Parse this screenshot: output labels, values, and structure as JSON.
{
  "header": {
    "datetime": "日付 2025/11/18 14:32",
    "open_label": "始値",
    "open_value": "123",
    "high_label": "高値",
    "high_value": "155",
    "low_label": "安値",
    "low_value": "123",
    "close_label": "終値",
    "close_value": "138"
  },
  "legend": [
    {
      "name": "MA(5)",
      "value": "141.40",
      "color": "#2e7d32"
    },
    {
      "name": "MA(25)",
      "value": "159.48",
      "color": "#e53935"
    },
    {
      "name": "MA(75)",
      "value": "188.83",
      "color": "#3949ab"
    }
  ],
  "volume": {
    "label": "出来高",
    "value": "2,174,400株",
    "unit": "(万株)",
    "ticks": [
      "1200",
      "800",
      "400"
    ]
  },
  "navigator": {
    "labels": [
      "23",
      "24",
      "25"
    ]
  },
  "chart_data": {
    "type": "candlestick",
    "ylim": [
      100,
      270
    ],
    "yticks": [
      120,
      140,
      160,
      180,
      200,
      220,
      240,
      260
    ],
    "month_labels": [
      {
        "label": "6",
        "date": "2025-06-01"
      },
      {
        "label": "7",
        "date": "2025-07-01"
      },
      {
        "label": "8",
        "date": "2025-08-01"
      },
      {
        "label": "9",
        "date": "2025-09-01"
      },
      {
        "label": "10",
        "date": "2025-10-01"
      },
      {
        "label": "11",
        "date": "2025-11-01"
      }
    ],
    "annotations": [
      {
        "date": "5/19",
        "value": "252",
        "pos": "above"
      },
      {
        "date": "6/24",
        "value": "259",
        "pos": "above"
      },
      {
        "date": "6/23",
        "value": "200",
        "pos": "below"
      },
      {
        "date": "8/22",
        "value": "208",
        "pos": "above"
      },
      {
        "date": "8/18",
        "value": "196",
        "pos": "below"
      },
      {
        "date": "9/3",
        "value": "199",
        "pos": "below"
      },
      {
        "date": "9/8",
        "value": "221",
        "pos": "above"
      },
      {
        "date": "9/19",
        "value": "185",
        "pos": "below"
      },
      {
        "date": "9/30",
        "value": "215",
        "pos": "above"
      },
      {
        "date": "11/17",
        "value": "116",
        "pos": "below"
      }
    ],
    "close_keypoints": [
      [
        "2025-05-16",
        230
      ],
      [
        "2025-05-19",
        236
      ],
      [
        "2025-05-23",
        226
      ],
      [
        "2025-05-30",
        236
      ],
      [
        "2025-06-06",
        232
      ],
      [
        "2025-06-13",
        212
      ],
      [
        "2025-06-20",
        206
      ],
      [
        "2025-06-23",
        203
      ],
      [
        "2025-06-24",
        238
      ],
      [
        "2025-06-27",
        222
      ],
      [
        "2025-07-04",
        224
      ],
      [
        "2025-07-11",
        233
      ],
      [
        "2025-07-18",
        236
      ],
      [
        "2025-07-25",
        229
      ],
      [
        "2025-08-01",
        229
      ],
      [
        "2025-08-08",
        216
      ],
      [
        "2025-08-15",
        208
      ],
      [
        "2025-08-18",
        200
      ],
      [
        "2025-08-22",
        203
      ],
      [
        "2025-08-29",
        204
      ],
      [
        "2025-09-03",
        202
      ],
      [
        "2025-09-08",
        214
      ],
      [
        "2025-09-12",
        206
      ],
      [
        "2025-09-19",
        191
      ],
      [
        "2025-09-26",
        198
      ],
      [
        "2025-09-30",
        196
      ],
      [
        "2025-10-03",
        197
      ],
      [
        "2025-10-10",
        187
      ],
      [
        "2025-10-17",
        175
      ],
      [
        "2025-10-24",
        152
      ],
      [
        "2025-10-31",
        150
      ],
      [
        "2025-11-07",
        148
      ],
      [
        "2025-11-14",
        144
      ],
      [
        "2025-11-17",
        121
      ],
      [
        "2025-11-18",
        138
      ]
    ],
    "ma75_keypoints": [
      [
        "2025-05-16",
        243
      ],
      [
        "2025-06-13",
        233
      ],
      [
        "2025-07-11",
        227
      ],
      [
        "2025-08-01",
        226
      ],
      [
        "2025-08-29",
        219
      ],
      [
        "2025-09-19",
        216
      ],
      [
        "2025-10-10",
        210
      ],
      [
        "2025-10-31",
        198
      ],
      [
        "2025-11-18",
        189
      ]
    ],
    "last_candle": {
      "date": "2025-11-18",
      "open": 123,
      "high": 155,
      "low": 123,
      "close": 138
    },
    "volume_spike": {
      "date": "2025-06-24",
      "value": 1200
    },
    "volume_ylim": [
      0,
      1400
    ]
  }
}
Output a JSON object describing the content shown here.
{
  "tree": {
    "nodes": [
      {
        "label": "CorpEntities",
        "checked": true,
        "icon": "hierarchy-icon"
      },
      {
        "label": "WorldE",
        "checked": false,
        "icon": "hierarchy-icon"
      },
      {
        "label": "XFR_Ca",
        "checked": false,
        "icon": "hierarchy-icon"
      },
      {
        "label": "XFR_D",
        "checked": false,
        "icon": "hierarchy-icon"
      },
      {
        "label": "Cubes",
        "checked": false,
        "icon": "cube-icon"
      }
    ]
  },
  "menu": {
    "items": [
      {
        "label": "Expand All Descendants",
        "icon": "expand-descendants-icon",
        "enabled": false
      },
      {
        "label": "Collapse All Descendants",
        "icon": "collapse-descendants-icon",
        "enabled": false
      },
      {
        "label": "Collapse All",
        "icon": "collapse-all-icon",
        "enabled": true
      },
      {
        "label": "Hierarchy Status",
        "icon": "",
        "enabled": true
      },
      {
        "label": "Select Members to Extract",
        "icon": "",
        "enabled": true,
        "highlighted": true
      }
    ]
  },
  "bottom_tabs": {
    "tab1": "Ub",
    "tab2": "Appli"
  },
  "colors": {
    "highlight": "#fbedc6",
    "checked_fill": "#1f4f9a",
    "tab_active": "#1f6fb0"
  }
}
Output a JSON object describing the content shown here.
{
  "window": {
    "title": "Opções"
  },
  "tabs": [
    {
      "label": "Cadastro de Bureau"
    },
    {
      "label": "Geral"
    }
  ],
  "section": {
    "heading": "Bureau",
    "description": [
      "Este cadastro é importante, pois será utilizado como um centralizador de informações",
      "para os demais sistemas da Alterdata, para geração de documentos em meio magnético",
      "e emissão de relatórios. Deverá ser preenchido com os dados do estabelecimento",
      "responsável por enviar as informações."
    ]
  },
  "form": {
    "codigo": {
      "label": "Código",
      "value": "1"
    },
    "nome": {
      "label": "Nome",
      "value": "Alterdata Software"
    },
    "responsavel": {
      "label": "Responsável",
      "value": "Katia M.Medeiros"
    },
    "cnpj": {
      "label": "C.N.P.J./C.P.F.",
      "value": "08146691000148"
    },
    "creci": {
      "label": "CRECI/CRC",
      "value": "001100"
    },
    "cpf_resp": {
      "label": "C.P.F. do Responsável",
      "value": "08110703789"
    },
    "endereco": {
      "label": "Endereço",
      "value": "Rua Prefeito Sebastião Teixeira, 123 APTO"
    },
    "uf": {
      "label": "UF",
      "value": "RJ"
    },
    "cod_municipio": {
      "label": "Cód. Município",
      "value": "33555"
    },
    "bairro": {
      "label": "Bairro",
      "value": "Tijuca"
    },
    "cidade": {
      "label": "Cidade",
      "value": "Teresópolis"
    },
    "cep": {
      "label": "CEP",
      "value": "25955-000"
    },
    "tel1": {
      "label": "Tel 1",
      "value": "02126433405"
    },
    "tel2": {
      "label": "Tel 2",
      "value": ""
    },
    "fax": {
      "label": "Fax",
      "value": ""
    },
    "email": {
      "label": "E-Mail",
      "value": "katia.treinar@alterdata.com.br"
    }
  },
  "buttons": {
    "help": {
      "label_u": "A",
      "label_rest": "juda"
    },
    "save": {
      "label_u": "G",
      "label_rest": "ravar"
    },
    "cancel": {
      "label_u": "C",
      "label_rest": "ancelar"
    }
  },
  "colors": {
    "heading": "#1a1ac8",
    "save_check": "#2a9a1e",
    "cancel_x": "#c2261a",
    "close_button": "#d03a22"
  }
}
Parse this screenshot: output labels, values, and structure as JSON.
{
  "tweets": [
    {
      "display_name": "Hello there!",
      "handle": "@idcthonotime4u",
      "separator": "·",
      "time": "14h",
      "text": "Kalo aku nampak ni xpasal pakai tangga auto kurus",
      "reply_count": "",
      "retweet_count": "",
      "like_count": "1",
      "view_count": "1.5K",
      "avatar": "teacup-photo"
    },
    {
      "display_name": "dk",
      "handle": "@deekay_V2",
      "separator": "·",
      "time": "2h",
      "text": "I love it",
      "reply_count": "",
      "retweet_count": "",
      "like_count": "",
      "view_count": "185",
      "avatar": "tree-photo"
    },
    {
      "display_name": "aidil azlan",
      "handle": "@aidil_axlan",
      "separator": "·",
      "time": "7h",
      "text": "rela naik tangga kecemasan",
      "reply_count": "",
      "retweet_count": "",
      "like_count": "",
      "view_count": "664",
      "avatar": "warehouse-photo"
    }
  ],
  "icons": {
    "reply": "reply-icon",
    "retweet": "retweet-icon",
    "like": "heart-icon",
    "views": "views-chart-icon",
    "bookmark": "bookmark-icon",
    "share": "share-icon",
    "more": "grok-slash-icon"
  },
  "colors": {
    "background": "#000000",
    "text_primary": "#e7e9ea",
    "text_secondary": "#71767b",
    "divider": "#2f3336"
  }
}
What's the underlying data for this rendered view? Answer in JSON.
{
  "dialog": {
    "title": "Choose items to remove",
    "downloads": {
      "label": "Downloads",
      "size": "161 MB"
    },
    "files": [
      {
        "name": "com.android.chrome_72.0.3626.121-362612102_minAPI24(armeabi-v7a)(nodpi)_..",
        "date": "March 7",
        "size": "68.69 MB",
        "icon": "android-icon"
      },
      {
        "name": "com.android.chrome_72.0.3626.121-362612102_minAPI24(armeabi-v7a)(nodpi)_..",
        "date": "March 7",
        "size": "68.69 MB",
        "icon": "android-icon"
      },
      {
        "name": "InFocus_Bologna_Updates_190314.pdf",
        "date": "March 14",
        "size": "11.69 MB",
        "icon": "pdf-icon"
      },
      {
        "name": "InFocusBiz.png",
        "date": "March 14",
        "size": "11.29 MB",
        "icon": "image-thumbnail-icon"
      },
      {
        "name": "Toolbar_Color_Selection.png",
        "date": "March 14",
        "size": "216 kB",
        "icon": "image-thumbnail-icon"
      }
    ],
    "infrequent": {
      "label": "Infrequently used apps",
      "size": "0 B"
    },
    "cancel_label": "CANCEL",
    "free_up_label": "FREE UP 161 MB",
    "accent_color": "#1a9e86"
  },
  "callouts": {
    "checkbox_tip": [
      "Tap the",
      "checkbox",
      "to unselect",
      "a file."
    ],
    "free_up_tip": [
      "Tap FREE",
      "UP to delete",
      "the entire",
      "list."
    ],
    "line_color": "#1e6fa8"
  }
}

────────────────────────────────────────

=== EXERCISE REQUIREMENTS ===
How many lines in the listing above contain the string "tangga"? Answer with the number only.

=== WRITTEN ANSWER ===
2